Task objective
Search the data for the word "ABCD" and copy every line that contains it.

Materials provided
-- BEGIN --

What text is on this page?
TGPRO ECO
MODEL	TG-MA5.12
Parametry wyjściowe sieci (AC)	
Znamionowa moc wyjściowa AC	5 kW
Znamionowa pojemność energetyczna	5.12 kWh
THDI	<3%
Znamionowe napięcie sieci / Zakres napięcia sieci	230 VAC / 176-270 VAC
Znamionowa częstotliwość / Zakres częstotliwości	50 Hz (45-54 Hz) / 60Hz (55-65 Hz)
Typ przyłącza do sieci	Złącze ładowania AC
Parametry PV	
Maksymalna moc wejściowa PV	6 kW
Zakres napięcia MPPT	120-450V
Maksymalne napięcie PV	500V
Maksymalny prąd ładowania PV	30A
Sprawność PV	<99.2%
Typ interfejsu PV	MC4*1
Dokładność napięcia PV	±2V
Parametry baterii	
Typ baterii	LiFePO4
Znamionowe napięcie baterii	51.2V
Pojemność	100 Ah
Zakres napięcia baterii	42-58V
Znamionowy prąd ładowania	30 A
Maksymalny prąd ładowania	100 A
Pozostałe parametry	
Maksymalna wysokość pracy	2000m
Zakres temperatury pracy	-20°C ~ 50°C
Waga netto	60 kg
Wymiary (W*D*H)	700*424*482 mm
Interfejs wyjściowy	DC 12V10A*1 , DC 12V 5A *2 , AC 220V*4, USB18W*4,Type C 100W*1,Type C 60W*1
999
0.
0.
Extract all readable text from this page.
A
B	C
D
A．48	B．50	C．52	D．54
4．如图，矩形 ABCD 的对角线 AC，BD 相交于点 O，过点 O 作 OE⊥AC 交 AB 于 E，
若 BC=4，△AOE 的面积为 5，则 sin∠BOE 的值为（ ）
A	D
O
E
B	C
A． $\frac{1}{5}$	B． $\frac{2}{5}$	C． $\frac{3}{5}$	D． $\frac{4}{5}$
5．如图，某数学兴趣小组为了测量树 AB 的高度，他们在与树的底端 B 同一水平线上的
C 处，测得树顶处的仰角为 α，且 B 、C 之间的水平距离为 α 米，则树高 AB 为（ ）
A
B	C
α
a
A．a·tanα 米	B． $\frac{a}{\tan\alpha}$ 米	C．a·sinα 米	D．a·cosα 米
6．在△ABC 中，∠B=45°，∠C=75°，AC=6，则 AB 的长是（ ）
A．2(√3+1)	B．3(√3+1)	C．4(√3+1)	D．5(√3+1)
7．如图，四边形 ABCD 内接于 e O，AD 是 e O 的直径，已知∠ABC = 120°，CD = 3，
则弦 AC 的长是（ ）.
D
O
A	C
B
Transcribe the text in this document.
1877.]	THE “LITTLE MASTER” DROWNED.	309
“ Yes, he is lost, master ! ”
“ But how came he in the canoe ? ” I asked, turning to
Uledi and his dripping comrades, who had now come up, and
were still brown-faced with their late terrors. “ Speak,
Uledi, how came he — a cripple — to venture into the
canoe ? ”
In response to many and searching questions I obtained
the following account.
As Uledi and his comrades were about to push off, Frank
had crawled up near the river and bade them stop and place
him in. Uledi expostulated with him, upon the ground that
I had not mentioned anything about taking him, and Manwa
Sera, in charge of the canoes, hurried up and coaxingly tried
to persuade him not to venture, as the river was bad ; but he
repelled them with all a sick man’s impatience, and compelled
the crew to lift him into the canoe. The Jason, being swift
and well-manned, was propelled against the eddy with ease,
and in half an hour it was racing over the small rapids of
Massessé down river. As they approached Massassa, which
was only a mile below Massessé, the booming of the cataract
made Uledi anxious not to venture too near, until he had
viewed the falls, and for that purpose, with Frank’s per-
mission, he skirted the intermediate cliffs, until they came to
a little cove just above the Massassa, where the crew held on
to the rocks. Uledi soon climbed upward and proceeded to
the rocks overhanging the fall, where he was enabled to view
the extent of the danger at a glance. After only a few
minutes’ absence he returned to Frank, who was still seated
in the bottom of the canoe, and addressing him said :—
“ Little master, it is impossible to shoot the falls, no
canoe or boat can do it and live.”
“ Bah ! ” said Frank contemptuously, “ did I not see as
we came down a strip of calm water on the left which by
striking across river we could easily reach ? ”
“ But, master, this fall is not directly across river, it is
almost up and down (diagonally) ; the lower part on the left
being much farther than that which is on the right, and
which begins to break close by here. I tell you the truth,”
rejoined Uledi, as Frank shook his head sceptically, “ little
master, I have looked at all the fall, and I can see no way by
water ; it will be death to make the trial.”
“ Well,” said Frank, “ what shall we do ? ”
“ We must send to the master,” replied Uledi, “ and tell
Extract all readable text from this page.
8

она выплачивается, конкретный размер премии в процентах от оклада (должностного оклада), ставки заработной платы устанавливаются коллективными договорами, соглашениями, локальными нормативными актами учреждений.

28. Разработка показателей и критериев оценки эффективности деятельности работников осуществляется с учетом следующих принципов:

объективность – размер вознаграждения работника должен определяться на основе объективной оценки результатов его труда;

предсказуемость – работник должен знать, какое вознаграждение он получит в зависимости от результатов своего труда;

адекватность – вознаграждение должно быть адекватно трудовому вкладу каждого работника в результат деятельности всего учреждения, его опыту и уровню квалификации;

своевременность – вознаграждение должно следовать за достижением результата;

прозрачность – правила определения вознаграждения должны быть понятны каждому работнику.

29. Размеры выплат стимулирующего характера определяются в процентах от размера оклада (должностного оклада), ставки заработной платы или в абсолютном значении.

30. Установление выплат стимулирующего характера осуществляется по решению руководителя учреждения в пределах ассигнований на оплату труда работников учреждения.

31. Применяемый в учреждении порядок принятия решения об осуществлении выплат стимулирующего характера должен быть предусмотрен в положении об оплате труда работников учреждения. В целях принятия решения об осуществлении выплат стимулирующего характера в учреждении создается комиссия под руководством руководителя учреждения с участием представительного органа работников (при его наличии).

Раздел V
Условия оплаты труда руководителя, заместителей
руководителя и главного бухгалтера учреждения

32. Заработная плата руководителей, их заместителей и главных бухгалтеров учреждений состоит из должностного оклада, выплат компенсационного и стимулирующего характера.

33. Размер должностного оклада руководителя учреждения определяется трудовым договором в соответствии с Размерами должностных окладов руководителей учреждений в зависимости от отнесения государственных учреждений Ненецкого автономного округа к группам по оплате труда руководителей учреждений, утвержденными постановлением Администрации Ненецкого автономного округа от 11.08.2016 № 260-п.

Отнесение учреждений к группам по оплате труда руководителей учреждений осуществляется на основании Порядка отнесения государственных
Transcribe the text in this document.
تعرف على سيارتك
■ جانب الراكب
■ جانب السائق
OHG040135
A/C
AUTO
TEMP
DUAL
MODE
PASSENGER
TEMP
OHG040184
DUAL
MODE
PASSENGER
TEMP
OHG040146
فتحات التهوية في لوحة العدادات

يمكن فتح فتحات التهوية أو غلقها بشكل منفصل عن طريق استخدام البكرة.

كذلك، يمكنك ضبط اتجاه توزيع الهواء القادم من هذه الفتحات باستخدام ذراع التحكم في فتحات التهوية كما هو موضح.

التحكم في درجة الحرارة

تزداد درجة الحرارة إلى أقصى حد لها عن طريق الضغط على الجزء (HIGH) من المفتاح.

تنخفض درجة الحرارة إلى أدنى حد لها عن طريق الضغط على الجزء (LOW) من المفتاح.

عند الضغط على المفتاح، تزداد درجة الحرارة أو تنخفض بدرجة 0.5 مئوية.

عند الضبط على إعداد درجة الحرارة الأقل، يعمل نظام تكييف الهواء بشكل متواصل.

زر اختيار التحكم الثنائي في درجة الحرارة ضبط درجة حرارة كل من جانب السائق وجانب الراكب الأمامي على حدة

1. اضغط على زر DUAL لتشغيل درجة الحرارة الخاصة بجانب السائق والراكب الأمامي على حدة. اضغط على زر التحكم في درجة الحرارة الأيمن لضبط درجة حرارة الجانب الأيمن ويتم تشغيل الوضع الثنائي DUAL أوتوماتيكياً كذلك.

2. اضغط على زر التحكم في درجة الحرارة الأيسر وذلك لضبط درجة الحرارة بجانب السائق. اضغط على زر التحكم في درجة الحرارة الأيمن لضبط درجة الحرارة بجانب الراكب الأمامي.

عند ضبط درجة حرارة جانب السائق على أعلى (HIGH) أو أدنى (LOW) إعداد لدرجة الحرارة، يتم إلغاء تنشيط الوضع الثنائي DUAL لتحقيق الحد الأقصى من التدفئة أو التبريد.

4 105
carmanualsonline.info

-- END --

Final result
4．如图，矩形 ABCD 的对角线 AC，BD 相交于点 O，过点 O 作 OE⊥AC 交 AB 于 E，
7．如图，四边形 ABCD 内接于 e O，AD 是 e O 的直径，已知∠ABC = 120°，CD = 3，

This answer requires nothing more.